Leave out the pictures, then reproduce the rest of the material exactly.
::::
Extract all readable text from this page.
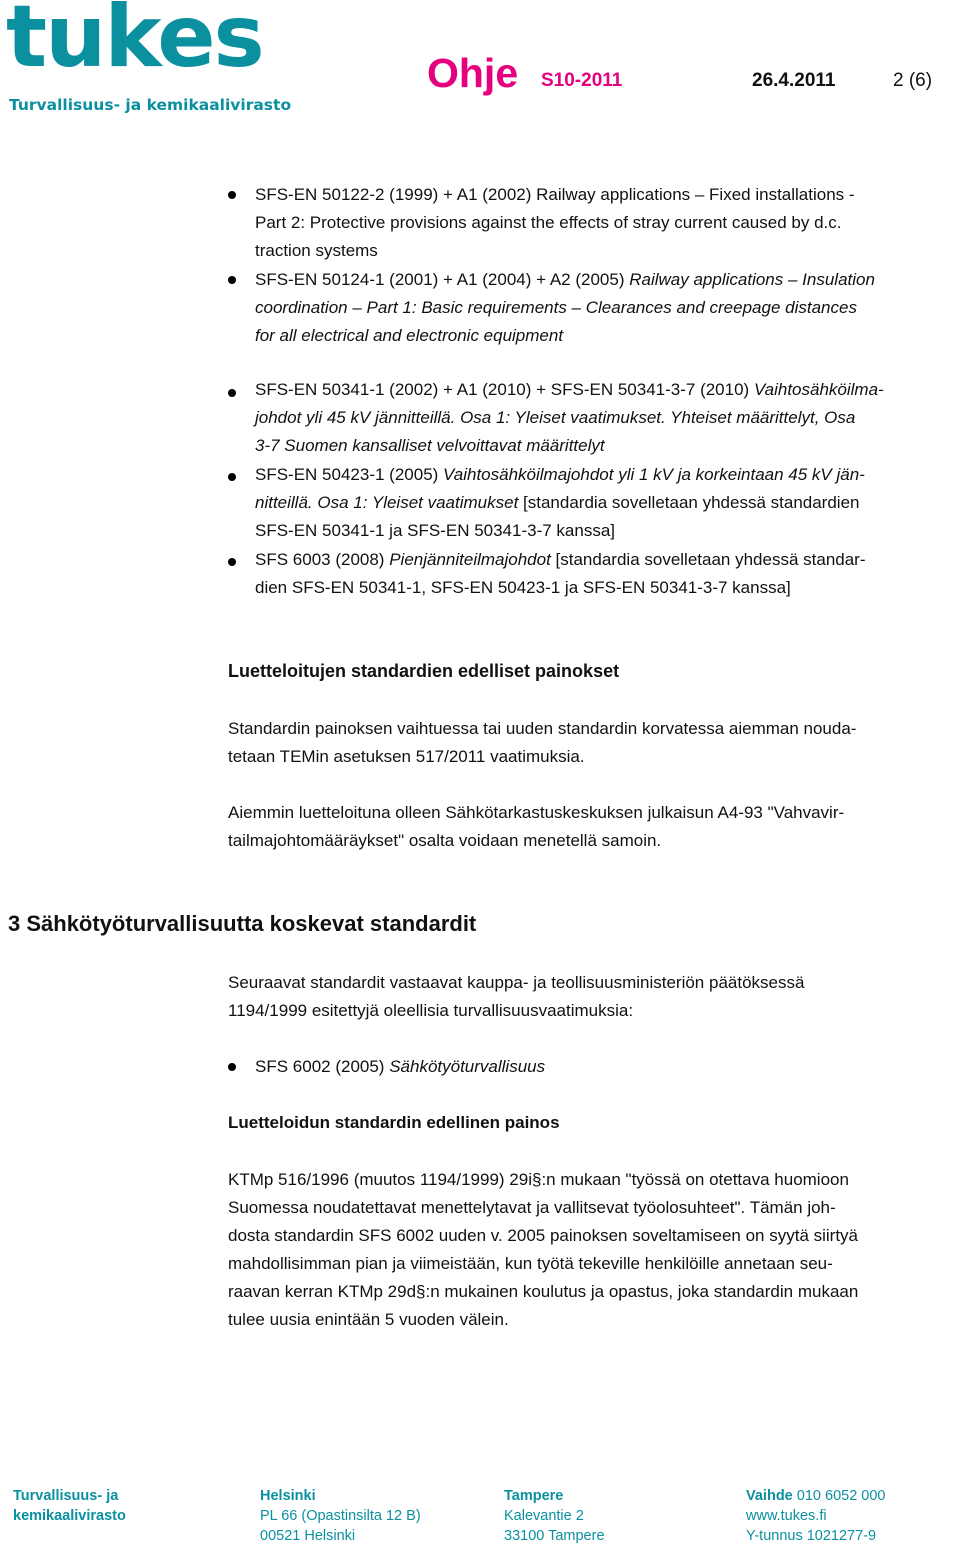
tukes
Turvallisuus- ja kemikaalivirasto
Ohje S10-2011	26.4.2011	2 (6)
SFS-EN 50122-2 (1999) + A1 (2002) Railway applications – Fixed installations -
Part 2: Protective provisions against the effects of stray current caused by d.c.
traction systems
SFS-EN 50124-1 (2001) + A1 (2004) + A2 (2005) Railway applications – Insulation
coordination – Part 1: Basic requirements – Clearances and creepage distances
for all electrical and electronic equipment
SFS-EN 50341-1 (2002) + A1 (2010) + SFS-EN 50341-3-7 (2010) Vaihtosähköilma-
johdot yli 45 kV jännitteillä. Osa 1: Yleiset vaatimukset. Yhteiset määrittelyt, Osa
3-7 Suomen kansalliset velvoittavat määrittelyt
SFS-EN 50423-1 (2005) Vaihtosähköilmajohdot yli 1 kV ja korkeintaan 45 kV jän-
nitteillä. Osa 1: Yleiset vaatimukset [standardia sovelletaan yhdessä standardien
SFS-EN 50341-1 ja SFS-EN 50341-3-7 kanssa]
SFS 6003 (2008) Pienjänniteilmajohdot [standardia sovelletaan yhdessä standar-
dien SFS-EN 50341-1, SFS-EN 50423-1 ja SFS-EN 50341-3-7 kanssa]
Luetteloitujen standardien edelliset painokset
Standardin painoksen vaihtuessa tai uuden standardin korvatessa aiemman nouda-
tetaan TEMin asetuksen 517/2011 vaatimuksia.
Aiemmin luetteloituna olleen Sähkötarkastuskeskuksen julkaisun A4-93 "Vahvavir-
tailmajohtomääräykset" osalta voidaan menetellä samoin.
3 Sähkötyöturvallisuutta koskevat standardit
Seuraavat standardit vastaavat kauppa- ja teollisuusministeriön päätöksessä
1194/1999 esitettyjä oleellisia turvallisuusvaatimuksia:
SFS 6002 (2005) Sähkötyöturvallisuus
Luetteloidun standardin edellinen painos
KTMp 516/1996 (muutos 1194/1999) 29i§:n mukaan "työssä on otettava huomioon
Suomessa noudatettavat menettelytavat ja vallitsevat työolosuhteet". Tämän joh-
dosta standardin SFS 6002 uuden v. 2005 painoksen soveltamiseen on syytä siirtyä
mahdollisimman pian ja viimeistään, kun työtä tekeville henkilöille annetaan seu-
raavan kerran KTMp 29d§:n mukainen koulutus ja opastus, joka standardin mukaan
tulee uusia enintään 5 vuoden välein.
Turvallisuus- ja
kemikaalivirasto
Helsinki
PL 66 (Opastinsilta 12 B)
00521 Helsinki
Tampere
Kalevantie 2
33100 Tampere
Vaihde 010 6052 000
www.tukes.fi
Y-tunnus 1021277-9
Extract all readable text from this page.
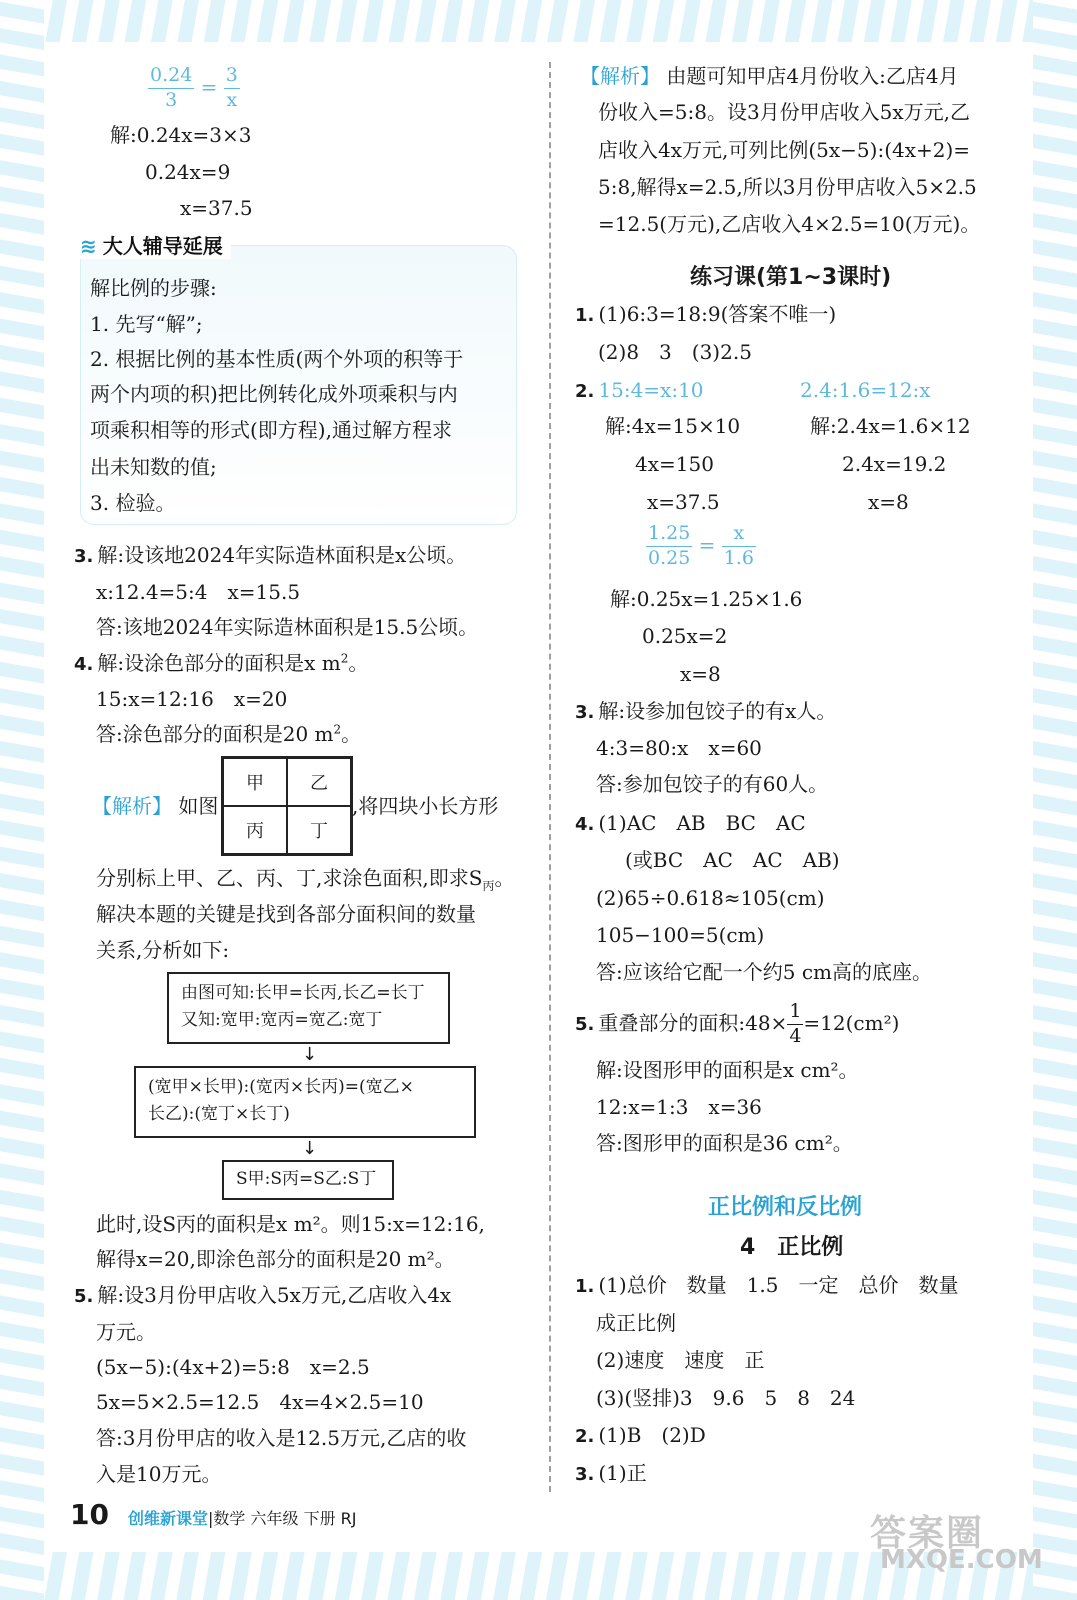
$\frac{0.24}{3} = \frac{3}{x}$
解:0.24x=3×3
0.24x=9
x=37.5
≋ 大人辅导延展
解比例的步骤:
1. 先写“解”;
2. 根据比例的基本性质(两个外项的积等于
两个内项的积)把比例转化成外项乘积与内
项乘积相等的形式(即方程),通过解方程求
出未知数的值;
3. 检验。
3. 解:设该地2024年实际造林面积是x公顷。
x:12.4=5:4　x=15.5
答:该地2024年实际造林面积是15.5公顷。
4. 解:设涂色部分的面积是x $m^2$。
15:x=12:16　x=20
答:涂色部分的面积是20 $m^2$。
【解析】 如图
甲	乙
丙	丁
,将四块小长方形
分别标上甲、乙、丙、丁,求涂色面积,即求$S_丙$。
解决本题的关键是找到各部分面积间的数量
关系,分析如下:
由图可知:长甲=长丙,长乙=长丁
又知:宽甲:宽丙=宽乙:宽丁
↓
(宽甲×长甲):(宽丙×长丙)=(宽乙×
长乙):(宽丁×长丁)
↓
S甲:S丙=S乙:S丁
此时,设S丙的面积是x m²。则15:x=12:16,
解得x=20,即涂色部分的面积是20 m²。
5. 解:设3月份甲店收入5x万元,乙店收入4x
万元。
(5x−5):(4x+2)=5:8　x=2.5
5x=5×2.5=12.5　4x=4×2.5=10
答:3月份甲店的收入是12.5万元,乙店的收
入是10万元。
【解析】 由题可知甲店4月份收入:乙店4月
份收入=5:8。设3月份甲店收入5x万元,乙
店收入4x万元,可列比例(5x−5):(4x+2)=
5:8,解得x=2.5,所以3月份甲店收入5×2.5
=12.5(万元),乙店收入4×2.5=10(万元)。
练习课(第1~3课时)
1. (1)6:3=18:9(答案不唯一)
(2)8　3　(3)2.5
2. 15:4=x:10	2.4:1.6=12:x
解:4x=15×10	解:2.4x=1.6×12
4x=150	2.4x=19.2
x=37.5	x=8
$\frac{1.25}{0.25} = \frac{x}{1.6}$
解:0.25x=1.25×1.6
0.25x=2
x=8
3. 解:设参加包饺子的有x人。
4:3=80:x　x=60
答:参加包饺子的有60人。
4. (1)AC　AB　BC　AC
(或BC　AC　AC　AB)
(2)65÷0.618≈105(cm)
105−100=5(cm)
答:应该给它配一个约5 cm高的底座。
5. 重叠部分的面积:48× $\frac{1}{4} =12(cm^2)$
解:设图形甲的面积是x cm²。
12:x=1:3　x=36
答:图形甲的面积是36 cm²。
正比例和反比例
4　正比例
1. (1)总价　数量　1.5　一定　总价　数量
成正比例
(2)速度　速度　正
(3)(竖排)3　9.6　5　8　24
2. (1)B　(2)D
3. (1)正
10 创维新课堂|数学 六年级 下册 RJ	答案圈
MXQE.COM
::::
- [Exercise solution]
Extract all readable text from this page.
tukes
Turvallisuus- ja kemikaalivirasto
Ohje S10-2011	26.4.2011	2 (6)
SFS-EN 50122-2 (1999) + A1 (2002) Railway applications – Fixed installations -
Part 2: Protective provisions against the effects of stray current caused by d.c.
traction systems
SFS-EN 50124-1 (2001) + A1 (2004) + A2 (2005) Railway applications – Insulation
coordination – Part 1: Basic requirements – Clearances and creepage distances
for all electrical and electronic equipment
SFS-EN 50341-1 (2002) + A1 (2010) + SFS-EN 50341-3-7 (2010) Vaihtosähköilma-
johdot yli 45 kV jännitteillä. Osa 1: Yleiset vaatimukset. Yhteiset määrittelyt, Osa
3-7 Suomen kansalliset velvoittavat määrittelyt
SFS-EN 50423-1 (2005) Vaihtosähköilmajohdot yli 1 kV ja korkeintaan 45 kV jän-
nitteillä. Osa 1: Yleiset vaatimukset [standardia sovelletaan yhdessä standardien
SFS-EN 50341-1 ja SFS-EN 50341-3-7 kanssa]
SFS 6003 (2008) Pienjänniteilmajohdot [standardia sovelletaan yhdessä standar-
dien SFS-EN 50341-1, SFS-EN 50423-1 ja SFS-EN 50341-3-7 kanssa]
Luetteloitujen standardien edelliset painokset
Standardin painoksen vaihtuessa tai uuden standardin korvatessa aiemman nouda-
tetaan TEMin asetuksen 517/2011 vaatimuksia.
Aiemmin luetteloituna olleen Sähkötarkastuskeskuksen julkaisun A4-93 "Vahvavir-
tailmajohtomääräykset" osalta voidaan menetellä samoin.
3 Sähkötyöturvallisuutta koskevat standardit
Seuraavat standardit vastaavat kauppa- ja teollisuusministeriön päätöksessä
1194/1999 esitettyjä oleellisia turvallisuusvaatimuksia:
SFS 6002 (2005) Sähkötyöturvallisuus
Luetteloidun standardin edellinen painos
KTMp 516/1996 (muutos 1194/1999) 29i§:n mukaan "työssä on otettava huomioon
Suomessa noudatettavat menettelytavat ja vallitsevat työolosuhteet". Tämän joh-
dosta standardin SFS 6002 uuden v. 2005 painoksen soveltamiseen on syytä siirtyä
mahdollisimman pian ja viimeistään, kun työtä tekeville henkilöille annetaan seu-
raavan kerran KTMp 29d§:n mukainen koulutus ja opastus, joka standardin mukaan
tulee uusia enintään 5 vuoden välein.
Turvallisuus- ja
kemikaalivirasto
Helsinki
PL 66 (Opastinsilta 12 B)
00521 Helsinki
Tampere
Kalevantie 2
33100 Tampere
Vaihde 010 6052 000
www.tukes.fi
Y-tunnus 1021277-9
Extract all readable text from this page.
$\frac{0.24}{3} = \frac{3}{x}$
解:0.24x=3×3
0.24x=9
x=37.5
≋ 大人辅导延展
解比例的步骤:
1. 先写“解”;
2. 根据比例的基本性质(两个外项的积等于
两个内项的积)把比例转化成外项乘积与内
项乘积相等的形式(即方程),通过解方程求
出未知数的值;
3. 检验。
3. 解:设该地2024年实际造林面积是x公顷。
x:12.4=5:4　x=15.5
答:该地2024年实际造林面积是15.5公顷。
4. 解:设涂色部分的面积是x $m^2$。
15:x=12:16　x=20
答:涂色部分的面积是20 $m^2$。
【解析】 如图
甲	乙
丙	丁
,将四块小长方形
分别标上甲、乙、丙、丁,求涂色面积,即求$S_丙$。
解决本题的关键是找到各部分面积间的数量
关系,分析如下:
由图可知:长甲=长丙,长乙=长丁
又知:宽甲:宽丙=宽乙:宽丁
↓
(宽甲×长甲):(宽丙×长丙)=(宽乙×
长乙):(宽丁×长丁)
↓
S甲:S丙=S乙:S丁
此时,设S丙的面积是x m²。则15:x=12:16,
解得x=20,即涂色部分的面积是20 m²。
5. 解:设3月份甲店收入5x万元,乙店收入4x
万元。
(5x−5):(4x+2)=5:8　x=2.5
5x=5×2.5=12.5　4x=4×2.5=10
答:3月份甲店的收入是12.5万元,乙店的收
入是10万元。
【解析】 由题可知甲店4月份收入:乙店4月
份收入=5:8。设3月份甲店收入5x万元,乙
店收入4x万元,可列比例(5x−5):(4x+2)=
5:8,解得x=2.5,所以3月份甲店收入5×2.5
=12.5(万元),乙店收入4×2.5=10(万元)。
练习课(第1~3课时)
1. (1)6:3=18:9(答案不唯一)
(2)8　3　(3)2.5
2. 15:4=x:10	2.4:1.6=12:x
解:4x=15×10	解:2.4x=1.6×12
4x=150	2.4x=19.2
x=37.5	x=8
$\frac{1.25}{0.25} = \frac{x}{1.6}$
解:0.25x=1.25×1.6
0.25x=2
x=8
3. 解:设参加包饺子的有x人。
4:3=80:x　x=60
答:参加包饺子的有60人。
4. (1)AC　AB　BC　AC
(或BC　AC　AC　AB)
(2)65÷0.618≈105(cm)
105−100=5(cm)
答:应该给它配一个约5 cm高的底座。
5. 重叠部分的面积:48× $\frac{1}{4} =12(cm^2)$
解:设图形甲的面积是x cm²。
12:x=1:3　x=36
答:图形甲的面积是36 cm²。
正比例和反比例
4　正比例
1. (1)总价　数量　1.5　一定　总价　数量
成正比例
(2)速度　速度　正
(3)(竖排)3　9.6　5　8　24
2. (1)B　(2)D
3. (1)正
10 创维新课堂|数学 六年级 下册 RJ	答案圈
MXQE.COM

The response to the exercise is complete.